### PROBLEM TO WORK ON:
Identify each line below containing the string "this" and copy it.

### ENTRIES PROVIDED:
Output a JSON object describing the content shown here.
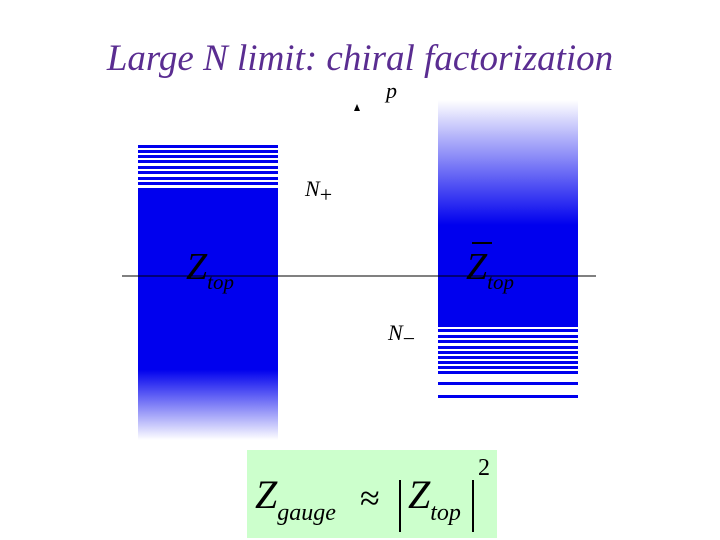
{
  "title": "Large N limit: chiral factorization",
  "labels": {
    "p": "p",
    "n_plus": {
      "base": "N",
      "sub": "+"
    },
    "n_minus": {
      "base": "N",
      "sub": "−"
    }
  },
  "left_block": {
    "base": "Z",
    "sub": "top"
  },
  "right_block": {
    "base": "Z",
    "sub": "top"
  },
  "formula": {
    "lhs_base": "Z",
    "lhs_sub": "gauge",
    "relation": "≈",
    "rhs_base": "Z",
    "rhs_sub": "top",
    "power": "2"
  }
}
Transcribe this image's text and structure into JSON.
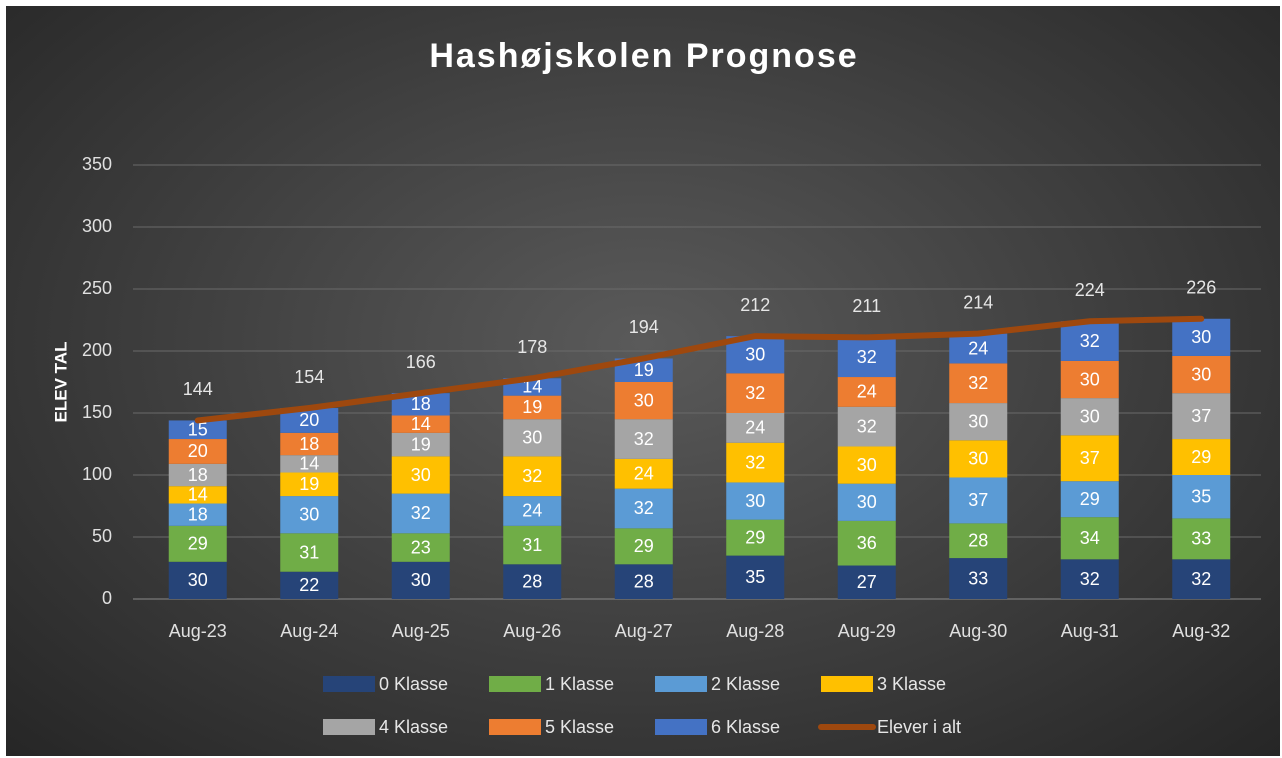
{
  "chart_data": {
    "type": "bar",
    "stacked": true,
    "title": "Hashøjskolen Prognose",
    "y_label": "ELEV TAL",
    "categories": [
      "Aug-23",
      "Aug-24",
      "Aug-25",
      "Aug-26",
      "Aug-27",
      "Aug-28",
      "Aug-29",
      "Aug-30",
      "Aug-31",
      "Aug-32"
    ],
    "series": [
      {
        "name": "0 Klasse",
        "color": "#264478",
        "values": [
          30,
          22,
          30,
          28,
          28,
          35,
          27,
          33,
          32,
          32
        ]
      },
      {
        "name": "1 Klasse",
        "color": "#70ad47",
        "values": [
          29,
          31,
          23,
          31,
          29,
          29,
          36,
          28,
          34,
          33
        ]
      },
      {
        "name": "2 Klasse",
        "color": "#5b9bd5",
        "values": [
          18,
          30,
          32,
          24,
          32,
          30,
          30,
          37,
          29,
          35
        ]
      },
      {
        "name": "3 Klasse",
        "color": "#ffc000",
        "values": [
          14,
          19,
          30,
          32,
          24,
          32,
          30,
          30,
          37,
          29
        ]
      },
      {
        "name": "4 Klasse",
        "color": "#a5a5a5",
        "values": [
          18,
          14,
          19,
          30,
          32,
          24,
          32,
          30,
          30,
          37
        ]
      },
      {
        "name": "5 Klasse",
        "color": "#ed7d31",
        "values": [
          20,
          18,
          14,
          19,
          30,
          32,
          24,
          32,
          30,
          30
        ]
      },
      {
        "name": "6 Klasse",
        "color": "#4472c4",
        "values": [
          15,
          20,
          18,
          14,
          19,
          30,
          32,
          24,
          32,
          30
        ]
      },
      {
        "name": "Elever i alt",
        "type": "line",
        "color": "#9e480e",
        "values": [
          144,
          154,
          166,
          178,
          194,
          212,
          211,
          214,
          224,
          226
        ]
      }
    ],
    "ylim": [
      0,
      350
    ],
    "yticks": [
      0,
      50,
      100,
      150,
      200,
      250,
      300,
      350
    ],
    "grid": true,
    "legend": "bottom"
  }
}
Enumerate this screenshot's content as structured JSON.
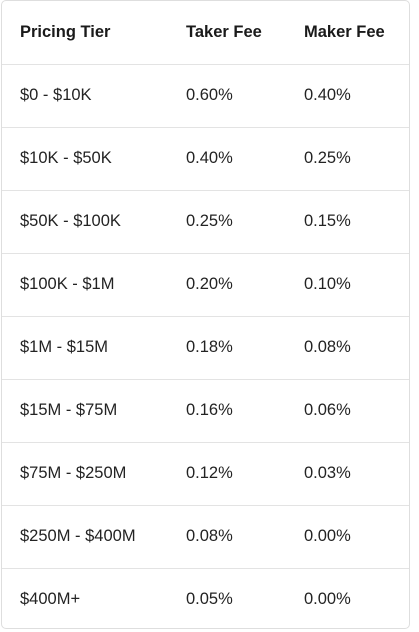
{
  "table": {
    "headers": [
      "Pricing Tier",
      "Taker Fee",
      "Maker Fee"
    ],
    "rows": [
      [
        "$0 - $10K",
        "0.60%",
        "0.40%"
      ],
      [
        "$10K - $50K",
        "0.40%",
        "0.25%"
      ],
      [
        "$50K - $100K",
        "0.25%",
        "0.15%"
      ],
      [
        "$100K - $1M",
        "0.20%",
        "0.10%"
      ],
      [
        "$1M - $15M",
        "0.18%",
        "0.08%"
      ],
      [
        "$15M - $75M",
        "0.16%",
        "0.06%"
      ],
      [
        "$75M - $250M",
        "0.12%",
        "0.03%"
      ],
      [
        "$250M - $400M",
        "0.08%",
        "0.00%"
      ],
      [
        "$400M+",
        "0.05%",
        "0.00%"
      ]
    ]
  }
}
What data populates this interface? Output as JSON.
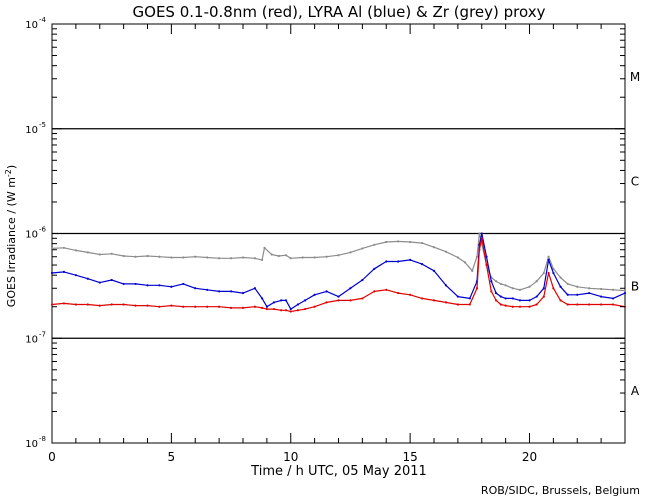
{
  "chart_data": {
    "type": "line",
    "title": "GOES 0.1-0.8nm (red), LYRA Al (blue) & Zr (grey) proxy",
    "xlabel": "Time / h UTC, 05 May 2011",
    "ylabel": "GOES Irradiance / (W m",
    "ylabel_sup": "-2",
    "ylabel_close": ")",
    "credit": "ROB/SIDC, Brussels, Belgium",
    "xlim": [
      0,
      24
    ],
    "x_ticks": [
      0,
      5,
      10,
      15,
      20
    ],
    "x_tick_labels": [
      "0",
      "5",
      "10",
      "15",
      "20"
    ],
    "y_scale": "log",
    "ylim": [
      1e-08,
      0.0001
    ],
    "y_ticks": [
      1e-08,
      1e-07,
      1e-06,
      1e-05,
      0.0001
    ],
    "y_tick_labels": [
      {
        "base": "10",
        "exp": "-8"
      },
      {
        "base": "10",
        "exp": "-7"
      },
      {
        "base": "10",
        "exp": "-6"
      },
      {
        "base": "10",
        "exp": "-5"
      },
      {
        "base": "10",
        "exp": "-4"
      }
    ],
    "class_lines": [
      1e-07,
      1e-06,
      1e-05
    ],
    "flare_classes": [
      {
        "label": "A",
        "value": 3.2e-08
      },
      {
        "label": "B",
        "value": 3.2e-07
      },
      {
        "label": "C",
        "value": 3.2e-06
      },
      {
        "label": "M",
        "value": 3.2e-05
      }
    ],
    "series": [
      {
        "name": "LYRA Zr proxy",
        "color": "#8c8c8c",
        "x": [
          0,
          0.5,
          1,
          1.5,
          2,
          2.5,
          3,
          3.5,
          4,
          4.5,
          5,
          5.5,
          6,
          6.5,
          7,
          7.5,
          8,
          8.5,
          8.8,
          8.9,
          9.2,
          9.5,
          9.8,
          10,
          10.5,
          11,
          11.5,
          12,
          12.5,
          13,
          13.5,
          14,
          14.5,
          15,
          15.5,
          16,
          16.5,
          17,
          17.3,
          17.6,
          17.8,
          17.9,
          18.0,
          18.2,
          18.4,
          18.6,
          18.8,
          19,
          19.3,
          19.6,
          20,
          20.3,
          20.6,
          20.8,
          21,
          21.3,
          21.6,
          22,
          22.5,
          23,
          23.5,
          24
        ],
        "y": [
          7.2e-07,
          7.3e-07,
          6.9e-07,
          6.6e-07,
          6.3e-07,
          6.4e-07,
          6.1e-07,
          6e-07,
          6.1e-07,
          6e-07,
          5.9e-07,
          5.9e-07,
          6e-07,
          5.9e-07,
          5.8e-07,
          5.8e-07,
          5.9e-07,
          5.8e-07,
          5.6e-07,
          7.3e-07,
          6.3e-07,
          6.1e-07,
          6.2e-07,
          5.8e-07,
          5.9e-07,
          5.9e-07,
          6e-07,
          6.2e-07,
          6.6e-07,
          7.2e-07,
          7.8e-07,
          8.3e-07,
          8.4e-07,
          8.3e-07,
          8.1e-07,
          7.4e-07,
          6.7e-07,
          5.9e-07,
          5.3e-07,
          4.4e-07,
          6e-07,
          1e-06,
          8e-07,
          5e-07,
          3.8e-07,
          3.5e-07,
          3.3e-07,
          3.2e-07,
          3e-07,
          2.9e-07,
          3.1e-07,
          3.5e-07,
          4.2e-07,
          6e-07,
          4.6e-07,
          3.8e-07,
          3.3e-07,
          3.1e-07,
          3e-07,
          2.95e-07,
          2.9e-07,
          2.85e-07
        ]
      },
      {
        "name": "LYRA Al proxy",
        "color": "#0000d0",
        "x": [
          0,
          0.5,
          1,
          1.5,
          2,
          2.5,
          3,
          3.5,
          4,
          4.5,
          5,
          5.5,
          6,
          6.5,
          7,
          7.5,
          8,
          8.5,
          8.8,
          9.0,
          9.3,
          9.6,
          9.8,
          10.0,
          10.3,
          10.6,
          11,
          11.5,
          12,
          12.5,
          13,
          13.5,
          14,
          14.5,
          15,
          15.5,
          16,
          16.5,
          17,
          17.5,
          17.8,
          17.9,
          18.0,
          18.2,
          18.4,
          18.6,
          18.8,
          19,
          19.3,
          19.6,
          20,
          20.3,
          20.6,
          20.8,
          21,
          21.3,
          21.6,
          22,
          22.5,
          23,
          23.5,
          24
        ],
        "y": [
          4.2e-07,
          4.3e-07,
          4e-07,
          3.7e-07,
          3.4e-07,
          3.6e-07,
          3.3e-07,
          3.3e-07,
          3.2e-07,
          3.2e-07,
          3.1e-07,
          3.3e-07,
          3e-07,
          2.9e-07,
          2.8e-07,
          2.8e-07,
          2.7e-07,
          3e-07,
          2.4e-07,
          2e-07,
          2.2e-07,
          2.3e-07,
          2.3e-07,
          1.9e-07,
          2.1e-07,
          2.3e-07,
          2.6e-07,
          2.8e-07,
          2.5e-07,
          3e-07,
          3.6e-07,
          4.6e-07,
          5.4e-07,
          5.4e-07,
          5.6e-07,
          5.1e-07,
          4.4e-07,
          3.2e-07,
          2.5e-07,
          2.4e-07,
          3.5e-07,
          7.8e-07,
          1e-06,
          6e-07,
          3.5e-07,
          2.7e-07,
          2.5e-07,
          2.4e-07,
          2.4e-07,
          2.3e-07,
          2.3e-07,
          2.5e-07,
          3e-07,
          5.6e-07,
          4.2e-07,
          3.1e-07,
          2.6e-07,
          2.6e-07,
          2.7e-07,
          2.5e-07,
          2.4e-07,
          2.7e-07
        ]
      },
      {
        "name": "GOES 0.1-0.8nm",
        "color": "#e00000",
        "x": [
          0,
          0.5,
          1,
          1.5,
          2,
          2.5,
          3,
          3.5,
          4,
          4.5,
          5,
          5.5,
          6,
          6.5,
          7,
          7.5,
          8,
          8.5,
          8.8,
          9.0,
          9.3,
          9.6,
          9.8,
          10.0,
          10.3,
          10.6,
          11,
          11.5,
          12,
          12.5,
          13,
          13.5,
          14,
          14.5,
          15,
          15.5,
          16,
          16.5,
          17,
          17.5,
          17.8,
          17.9,
          18.0,
          18.2,
          18.4,
          18.6,
          18.8,
          19,
          19.3,
          19.6,
          20,
          20.3,
          20.6,
          20.8,
          21,
          21.3,
          21.6,
          22,
          22.5,
          23,
          23.5,
          24
        ],
        "y": [
          2.1e-07,
          2.15e-07,
          2.1e-07,
          2.1e-07,
          2.05e-07,
          2.1e-07,
          2.1e-07,
          2.05e-07,
          2.05e-07,
          2e-07,
          2.05e-07,
          2e-07,
          2e-07,
          2e-07,
          2e-07,
          1.95e-07,
          1.95e-07,
          2e-07,
          1.95e-07,
          1.9e-07,
          1.9e-07,
          1.85e-07,
          1.85e-07,
          1.8e-07,
          1.85e-07,
          1.9e-07,
          2e-07,
          2.2e-07,
          2.3e-07,
          2.3e-07,
          2.4e-07,
          2.8e-07,
          2.9e-07,
          2.7e-07,
          2.6e-07,
          2.4e-07,
          2.3e-07,
          2.2e-07,
          2.1e-07,
          2.1e-07,
          3e-07,
          7e-07,
          9e-07,
          5e-07,
          2.8e-07,
          2.3e-07,
          2.1e-07,
          2.05e-07,
          2e-07,
          2e-07,
          2e-07,
          2.1e-07,
          2.5e-07,
          4.2e-07,
          3e-07,
          2.3e-07,
          2.1e-07,
          2.1e-07,
          2.1e-07,
          2.1e-07,
          2.1e-07,
          2e-07
        ]
      }
    ]
  }
}
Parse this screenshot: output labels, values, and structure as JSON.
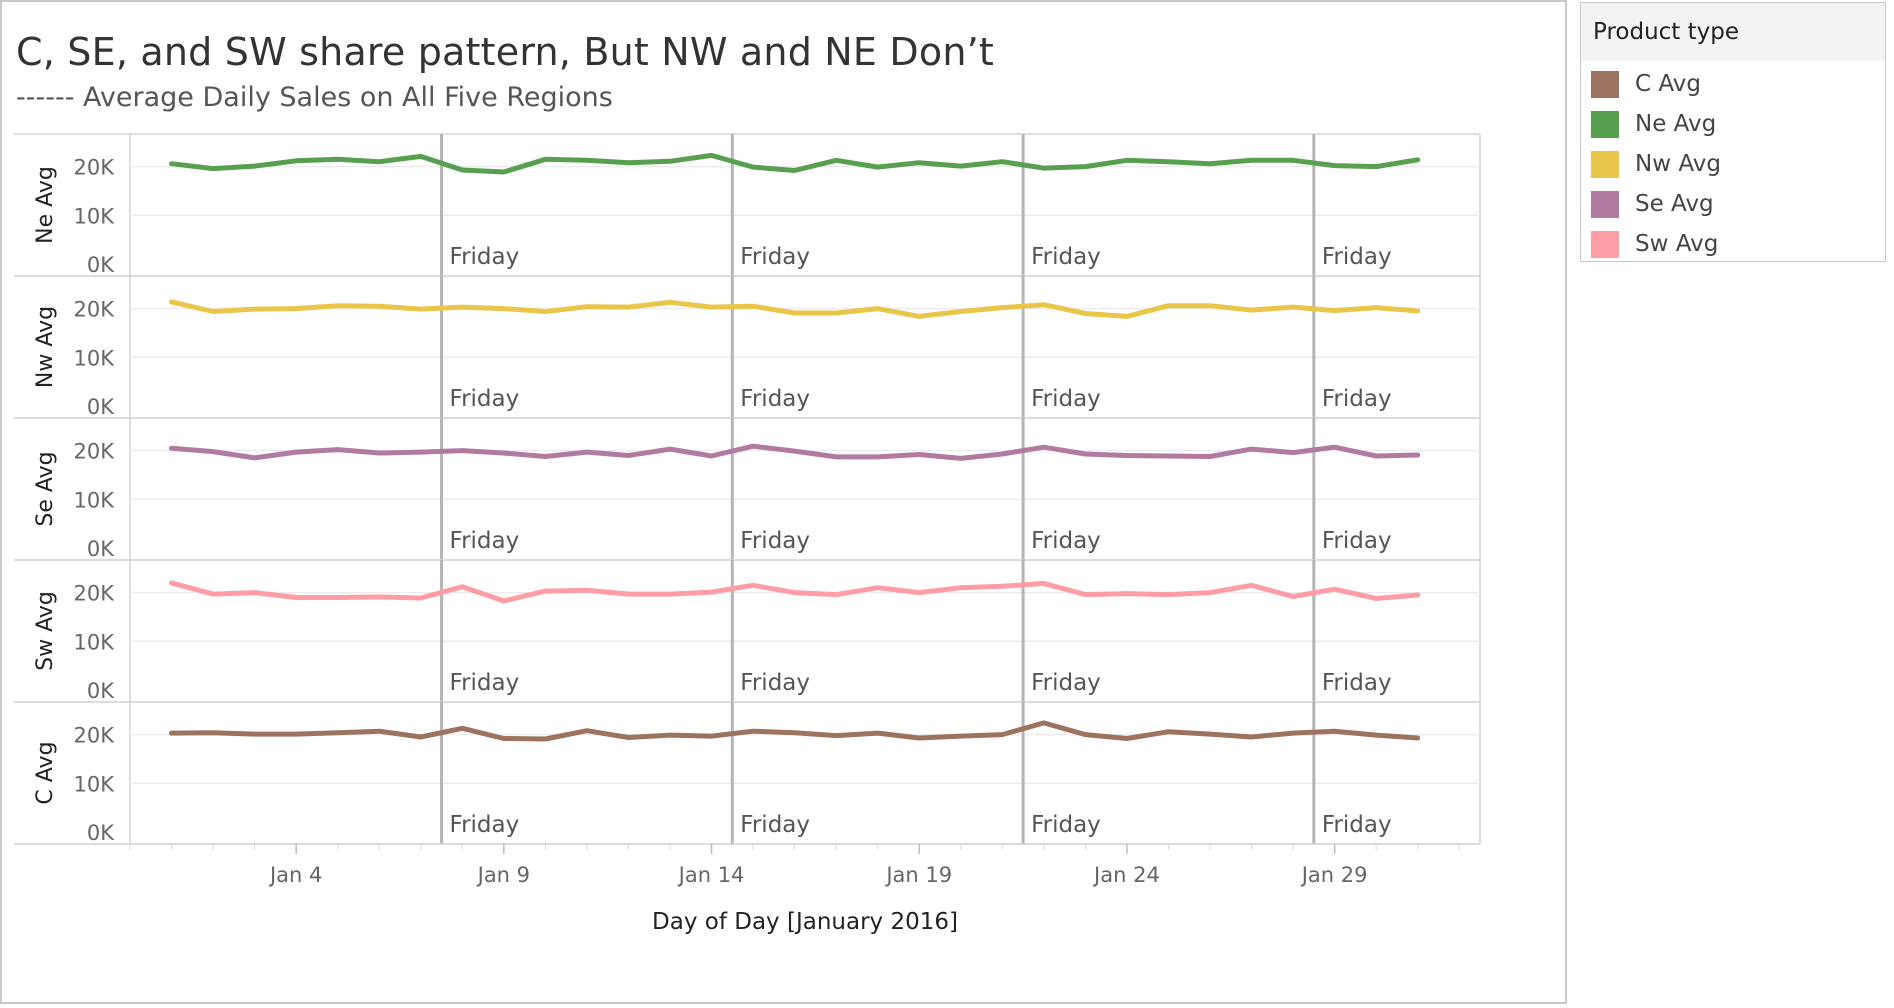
{
  "title": "C, SE, and SW share pattern, But NW and NE Don’t",
  "subtitle": "------ Average Daily Sales on All Five Regions",
  "legend": {
    "title": "Product type",
    "items": [
      {
        "label": "C Avg",
        "color": "#9c735f"
      },
      {
        "label": "Ne Avg",
        "color": "#58a04f"
      },
      {
        "label": "Nw Avg",
        "color": "#e9c64a"
      },
      {
        "label": "Se Avg",
        "color": "#b07aa1"
      },
      {
        "label": "Sw Avg",
        "color": "#ff9da7"
      }
    ]
  },
  "chart_data": {
    "type": "line",
    "title": "C, SE, and SW share pattern, But NW and NE Don’t",
    "subtitle": "------ Average Daily Sales on All Five Regions",
    "xlabel": "Day of Day [January 2016]",
    "x": [
      1,
      2,
      3,
      4,
      5,
      6,
      7,
      8,
      9,
      10,
      11,
      12,
      13,
      14,
      15,
      16,
      17,
      18,
      19,
      20,
      21,
      22,
      23,
      24,
      25,
      26,
      27,
      28,
      29,
      30,
      31
    ],
    "x_tick_values": [
      4,
      9,
      14,
      19,
      24,
      29
    ],
    "x_tick_labels": [
      "Jan 4",
      "Jan 9",
      "Jan 14",
      "Jan 19",
      "Jan 24",
      "Jan 29"
    ],
    "y_ticks": [
      0,
      10000,
      20000
    ],
    "y_tick_labels": [
      "0K",
      "10K",
      "20K"
    ],
    "ylim": [
      0,
      23000
    ],
    "grid": true,
    "reference_lines": {
      "x": [
        8,
        15,
        22,
        29
      ],
      "label": "Friday"
    },
    "reference_label": "Friday",
    "series": [
      {
        "name": "Ne Avg",
        "color": "#58a04f",
        "values": [
          20600,
          19600,
          20100,
          21200,
          21500,
          21000,
          22100,
          19300,
          18900,
          21500,
          21300,
          20800,
          21100,
          22300,
          19900,
          19200,
          21300,
          19900,
          20800,
          20100,
          21000,
          19700,
          20000,
          21300,
          21000,
          20600,
          21300,
          21300,
          20200,
          20000,
          21400
        ]
      },
      {
        "name": "Nw Avg",
        "color": "#e9c64a",
        "values": [
          21400,
          19400,
          19900,
          20000,
          20600,
          20500,
          19900,
          20300,
          20000,
          19400,
          20400,
          20300,
          21300,
          20300,
          20500,
          19100,
          19100,
          20000,
          18400,
          19400,
          20200,
          20800,
          19000,
          18400,
          20600,
          20600,
          19700,
          20300,
          19600,
          20200,
          19500
        ]
      },
      {
        "name": "Se Avg",
        "color": "#b07aa1",
        "values": [
          20500,
          19800,
          18500,
          19700,
          20200,
          19500,
          19700,
          20000,
          19500,
          18800,
          19700,
          19000,
          20300,
          18900,
          20900,
          19900,
          18700,
          18700,
          19200,
          18400,
          19300,
          20700,
          19300,
          19000,
          18900,
          18800,
          20300,
          19600,
          20700,
          18900,
          19100
        ]
      },
      {
        "name": "Sw Avg",
        "color": "#ff9da7",
        "values": [
          22000,
          19700,
          20000,
          19000,
          19000,
          19100,
          18900,
          21200,
          18300,
          20300,
          20500,
          19700,
          19700,
          20100,
          21500,
          20000,
          19600,
          21000,
          20000,
          21000,
          21300,
          21900,
          19600,
          19800,
          19600,
          20000,
          21500,
          19200,
          20700,
          18800,
          19500
        ]
      },
      {
        "name": "C Avg",
        "color": "#9c735f",
        "values": [
          20300,
          20400,
          20100,
          20100,
          20400,
          20700,
          19500,
          21300,
          19200,
          19100,
          20800,
          19400,
          19900,
          19700,
          20700,
          20400,
          19800,
          20300,
          19300,
          19700,
          20000,
          22400,
          20000,
          19200,
          20600,
          20100,
          19500,
          20300,
          20700,
          19900,
          19300
        ]
      }
    ]
  }
}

### EXERCISE RESULT:
Transcribe this image's text and structure into JSON.
Enumerate this screenshot's content as structured JSON.
What data populates this interface? Output as JSON.
Parse this screenshot: output labels, values, and structure as JSON.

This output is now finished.